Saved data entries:
•••••

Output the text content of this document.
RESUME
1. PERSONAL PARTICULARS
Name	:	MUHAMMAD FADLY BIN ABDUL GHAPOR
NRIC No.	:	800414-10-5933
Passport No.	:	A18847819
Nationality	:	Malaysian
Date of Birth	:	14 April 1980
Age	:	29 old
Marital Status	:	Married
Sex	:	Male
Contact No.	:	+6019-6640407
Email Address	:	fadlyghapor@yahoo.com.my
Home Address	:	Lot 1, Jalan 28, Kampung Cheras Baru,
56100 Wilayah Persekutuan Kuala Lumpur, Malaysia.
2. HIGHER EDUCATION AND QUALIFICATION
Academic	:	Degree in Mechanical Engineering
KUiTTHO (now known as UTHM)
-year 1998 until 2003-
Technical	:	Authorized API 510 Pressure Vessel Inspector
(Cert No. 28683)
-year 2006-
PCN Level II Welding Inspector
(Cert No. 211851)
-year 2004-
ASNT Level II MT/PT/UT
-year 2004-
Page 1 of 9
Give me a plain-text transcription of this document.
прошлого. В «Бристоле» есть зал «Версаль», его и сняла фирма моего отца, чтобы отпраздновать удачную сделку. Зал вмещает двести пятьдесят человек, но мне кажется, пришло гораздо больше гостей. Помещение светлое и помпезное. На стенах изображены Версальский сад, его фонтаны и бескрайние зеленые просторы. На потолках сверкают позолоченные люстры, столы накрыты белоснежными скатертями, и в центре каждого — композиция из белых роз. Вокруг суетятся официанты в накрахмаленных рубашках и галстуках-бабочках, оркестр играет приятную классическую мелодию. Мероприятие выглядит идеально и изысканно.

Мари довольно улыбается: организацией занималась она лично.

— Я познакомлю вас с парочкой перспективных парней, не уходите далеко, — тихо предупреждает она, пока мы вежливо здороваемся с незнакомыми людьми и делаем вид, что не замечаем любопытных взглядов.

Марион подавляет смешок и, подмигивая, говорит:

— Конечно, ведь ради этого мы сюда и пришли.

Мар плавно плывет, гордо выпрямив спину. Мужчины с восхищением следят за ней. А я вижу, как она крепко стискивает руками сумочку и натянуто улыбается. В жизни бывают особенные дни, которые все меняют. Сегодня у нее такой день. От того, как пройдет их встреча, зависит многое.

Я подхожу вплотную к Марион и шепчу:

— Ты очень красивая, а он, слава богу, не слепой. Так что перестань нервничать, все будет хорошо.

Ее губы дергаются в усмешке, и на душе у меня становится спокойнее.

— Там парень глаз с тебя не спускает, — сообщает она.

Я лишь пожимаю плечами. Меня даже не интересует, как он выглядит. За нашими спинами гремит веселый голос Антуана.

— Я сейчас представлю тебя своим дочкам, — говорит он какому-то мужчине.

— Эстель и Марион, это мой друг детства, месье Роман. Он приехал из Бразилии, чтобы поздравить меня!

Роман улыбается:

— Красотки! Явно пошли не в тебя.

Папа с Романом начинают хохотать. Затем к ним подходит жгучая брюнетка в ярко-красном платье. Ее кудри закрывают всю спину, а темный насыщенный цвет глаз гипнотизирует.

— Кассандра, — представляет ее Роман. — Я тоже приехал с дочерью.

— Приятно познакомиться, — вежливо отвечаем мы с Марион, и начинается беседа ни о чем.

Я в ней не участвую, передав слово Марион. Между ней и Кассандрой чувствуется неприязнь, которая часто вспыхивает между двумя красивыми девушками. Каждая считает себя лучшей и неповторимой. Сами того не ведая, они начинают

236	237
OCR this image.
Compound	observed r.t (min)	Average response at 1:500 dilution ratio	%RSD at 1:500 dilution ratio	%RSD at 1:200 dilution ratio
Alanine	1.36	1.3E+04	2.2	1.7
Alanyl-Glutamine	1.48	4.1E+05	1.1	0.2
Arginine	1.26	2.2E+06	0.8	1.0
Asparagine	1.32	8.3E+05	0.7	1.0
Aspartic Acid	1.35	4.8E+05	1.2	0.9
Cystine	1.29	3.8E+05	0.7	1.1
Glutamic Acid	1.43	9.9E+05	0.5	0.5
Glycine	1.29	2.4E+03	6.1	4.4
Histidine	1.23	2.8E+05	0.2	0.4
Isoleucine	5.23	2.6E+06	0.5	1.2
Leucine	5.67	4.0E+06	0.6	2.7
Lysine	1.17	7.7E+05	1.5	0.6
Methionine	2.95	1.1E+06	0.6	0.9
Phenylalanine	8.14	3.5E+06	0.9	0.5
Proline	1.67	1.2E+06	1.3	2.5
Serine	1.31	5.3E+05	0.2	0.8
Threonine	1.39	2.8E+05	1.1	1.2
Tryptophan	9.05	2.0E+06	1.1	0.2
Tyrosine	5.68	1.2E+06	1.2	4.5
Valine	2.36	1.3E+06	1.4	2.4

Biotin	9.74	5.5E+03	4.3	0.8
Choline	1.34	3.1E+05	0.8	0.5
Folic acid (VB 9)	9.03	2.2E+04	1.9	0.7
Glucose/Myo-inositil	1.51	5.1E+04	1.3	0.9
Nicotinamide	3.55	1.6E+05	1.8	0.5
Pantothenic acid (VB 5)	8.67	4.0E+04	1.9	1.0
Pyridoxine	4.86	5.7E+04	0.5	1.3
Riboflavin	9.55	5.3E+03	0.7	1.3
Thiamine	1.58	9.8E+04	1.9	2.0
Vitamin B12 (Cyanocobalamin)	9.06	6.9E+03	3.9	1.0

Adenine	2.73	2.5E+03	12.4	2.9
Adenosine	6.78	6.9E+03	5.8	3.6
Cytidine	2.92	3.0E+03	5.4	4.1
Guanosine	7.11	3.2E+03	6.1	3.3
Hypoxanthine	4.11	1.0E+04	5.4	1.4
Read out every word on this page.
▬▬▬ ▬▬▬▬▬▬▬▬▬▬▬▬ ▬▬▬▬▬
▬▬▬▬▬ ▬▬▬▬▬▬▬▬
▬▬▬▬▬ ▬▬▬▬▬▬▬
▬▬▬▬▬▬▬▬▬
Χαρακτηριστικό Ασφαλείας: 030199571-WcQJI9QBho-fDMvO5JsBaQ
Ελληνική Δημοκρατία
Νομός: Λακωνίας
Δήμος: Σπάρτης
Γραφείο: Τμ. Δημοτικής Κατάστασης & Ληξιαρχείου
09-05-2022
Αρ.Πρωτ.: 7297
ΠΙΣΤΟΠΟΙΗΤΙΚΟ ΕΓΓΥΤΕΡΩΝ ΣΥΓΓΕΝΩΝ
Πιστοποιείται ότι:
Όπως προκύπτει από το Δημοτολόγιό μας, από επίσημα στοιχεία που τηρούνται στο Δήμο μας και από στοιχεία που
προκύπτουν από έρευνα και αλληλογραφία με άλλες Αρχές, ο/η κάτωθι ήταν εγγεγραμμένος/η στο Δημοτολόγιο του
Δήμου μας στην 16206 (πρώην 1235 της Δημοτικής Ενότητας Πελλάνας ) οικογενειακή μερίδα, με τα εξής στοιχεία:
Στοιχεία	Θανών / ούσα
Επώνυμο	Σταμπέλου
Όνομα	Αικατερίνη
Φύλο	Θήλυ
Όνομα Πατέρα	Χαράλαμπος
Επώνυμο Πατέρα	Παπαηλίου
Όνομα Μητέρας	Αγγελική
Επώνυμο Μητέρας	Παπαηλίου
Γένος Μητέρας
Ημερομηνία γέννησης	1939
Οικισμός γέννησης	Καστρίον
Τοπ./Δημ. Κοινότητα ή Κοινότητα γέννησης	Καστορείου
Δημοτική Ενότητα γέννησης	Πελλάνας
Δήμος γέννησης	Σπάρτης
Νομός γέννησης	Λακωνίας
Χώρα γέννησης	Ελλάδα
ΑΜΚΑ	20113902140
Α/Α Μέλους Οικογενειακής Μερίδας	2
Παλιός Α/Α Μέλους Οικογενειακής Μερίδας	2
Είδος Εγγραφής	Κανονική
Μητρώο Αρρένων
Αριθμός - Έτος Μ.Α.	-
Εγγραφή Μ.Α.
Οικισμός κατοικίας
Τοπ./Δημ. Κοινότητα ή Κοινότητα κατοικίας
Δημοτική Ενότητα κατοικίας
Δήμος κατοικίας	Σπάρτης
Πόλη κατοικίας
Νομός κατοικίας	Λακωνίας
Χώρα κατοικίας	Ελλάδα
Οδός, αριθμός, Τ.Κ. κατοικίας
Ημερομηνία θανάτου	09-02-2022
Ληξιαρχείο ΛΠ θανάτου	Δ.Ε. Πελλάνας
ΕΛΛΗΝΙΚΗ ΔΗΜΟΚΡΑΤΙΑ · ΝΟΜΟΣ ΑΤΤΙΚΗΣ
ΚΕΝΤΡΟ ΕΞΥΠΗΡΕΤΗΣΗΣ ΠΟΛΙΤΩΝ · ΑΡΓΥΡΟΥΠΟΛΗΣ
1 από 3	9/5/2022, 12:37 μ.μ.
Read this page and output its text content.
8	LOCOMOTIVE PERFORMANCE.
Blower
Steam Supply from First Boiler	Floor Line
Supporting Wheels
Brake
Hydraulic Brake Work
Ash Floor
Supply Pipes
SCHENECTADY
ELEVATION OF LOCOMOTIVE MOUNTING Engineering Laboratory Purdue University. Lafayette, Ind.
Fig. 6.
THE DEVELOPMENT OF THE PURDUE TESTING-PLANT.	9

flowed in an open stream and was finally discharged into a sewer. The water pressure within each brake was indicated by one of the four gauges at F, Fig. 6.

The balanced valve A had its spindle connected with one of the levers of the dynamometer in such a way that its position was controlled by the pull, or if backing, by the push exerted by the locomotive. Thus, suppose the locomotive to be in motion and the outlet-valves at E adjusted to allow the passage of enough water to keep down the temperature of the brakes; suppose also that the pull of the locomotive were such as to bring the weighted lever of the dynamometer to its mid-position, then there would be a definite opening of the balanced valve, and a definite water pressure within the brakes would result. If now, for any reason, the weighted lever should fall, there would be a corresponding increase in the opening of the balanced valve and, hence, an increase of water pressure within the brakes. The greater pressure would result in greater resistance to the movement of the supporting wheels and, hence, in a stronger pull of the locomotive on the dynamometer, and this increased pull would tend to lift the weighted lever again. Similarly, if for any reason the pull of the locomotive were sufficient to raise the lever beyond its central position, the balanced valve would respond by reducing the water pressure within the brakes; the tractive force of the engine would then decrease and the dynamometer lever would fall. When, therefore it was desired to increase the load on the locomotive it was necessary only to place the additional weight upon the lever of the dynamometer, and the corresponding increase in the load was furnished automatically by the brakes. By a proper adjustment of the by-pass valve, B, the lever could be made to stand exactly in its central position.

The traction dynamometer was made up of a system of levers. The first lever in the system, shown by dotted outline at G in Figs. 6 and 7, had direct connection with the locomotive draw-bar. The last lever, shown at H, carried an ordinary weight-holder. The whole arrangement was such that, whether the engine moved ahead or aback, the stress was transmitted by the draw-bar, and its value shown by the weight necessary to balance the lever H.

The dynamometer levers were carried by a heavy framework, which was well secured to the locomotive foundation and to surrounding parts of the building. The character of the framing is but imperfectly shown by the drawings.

•••••

**Problem**
Say how many lines in the records hold "Μέλους", with the number as the whole reply.

**Full response**
2